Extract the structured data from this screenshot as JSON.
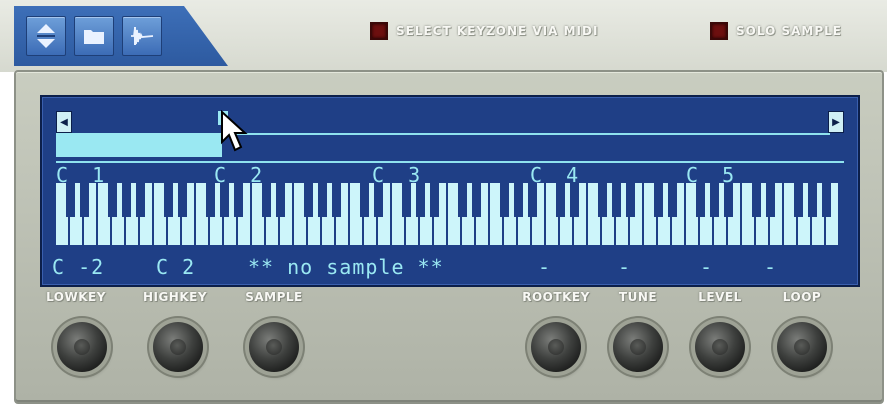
{
  "toolbar": {
    "buttons": [
      {
        "icon": "up-down-arrows-icon"
      },
      {
        "icon": "folder-icon"
      },
      {
        "icon": "waveform-icon"
      }
    ],
    "select_keyzone_label": "SELECT KEYZONE VIA MIDI",
    "solo_sample_label": "SOLO SAMPLE"
  },
  "display": {
    "octave_labels": [
      "C 1",
      "C 2",
      "C 3",
      "C 4",
      "C 5"
    ],
    "lowkey_value": "C -2",
    "highkey_value": "C 2",
    "sample_value": "** no sample **",
    "rootkey_value": "-",
    "tune_value": "-",
    "level_value": "-",
    "loop_value": "-"
  },
  "knobs": {
    "lowkey_label": "LOWKEY",
    "highkey_label": "HIGHKEY",
    "sample_label": "SAMPLE",
    "rootkey_label": "ROOTKEY",
    "tune_label": "TUNE",
    "level_label": "LEVEL",
    "loop_label": "LOOP"
  },
  "colors": {
    "screen_bg": "#1f3f86",
    "screen_fg": "#9ae8f2",
    "panel": "#bfc3b6",
    "led_off": "#6d0f0f"
  }
}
· · ·
### DESCRIPTION OF THE TASK
From the records given above, reproduce all text exactly and exclude each picture.

### SOLUTION
Extract the structured data from this screenshot as JSON.
{
  "toolbar": {
    "buttons": [
      {
        "icon": "up-down-arrows-icon"
      },
      {
        "icon": "folder-icon"
      },
      {
        "icon": "waveform-icon"
      }
    ],
    "select_keyzone_label": "SELECT KEYZONE VIA MIDI",
    "solo_sample_label": "SOLO SAMPLE"
  },
  "display": {
    "octave_labels": [
      "C 1",
      "C 2",
      "C 3",
      "C 4",
      "C 5"
    ],
    "lowkey_value": "C -2",
    "highkey_value": "C 2",
    "sample_value": "** no sample **",
    "rootkey_value": "-",
    "tune_value": "-",
    "level_value": "-",
    "loop_value": "-"
  },
  "knobs": {
    "lowkey_label": "LOWKEY",
    "highkey_label": "HIGHKEY",
    "sample_label": "SAMPLE",
    "rootkey_label": "ROOTKEY",
    "tune_label": "TUNE",
    "level_label": "LEVEL",
    "loop_label": "LOOP"
  },
  "colors": {
    "screen_bg": "#1f3f86",
    "screen_fg": "#9ae8f2",
    "panel": "#bfc3b6",
    "led_off": "#6d0f0f"
  }
}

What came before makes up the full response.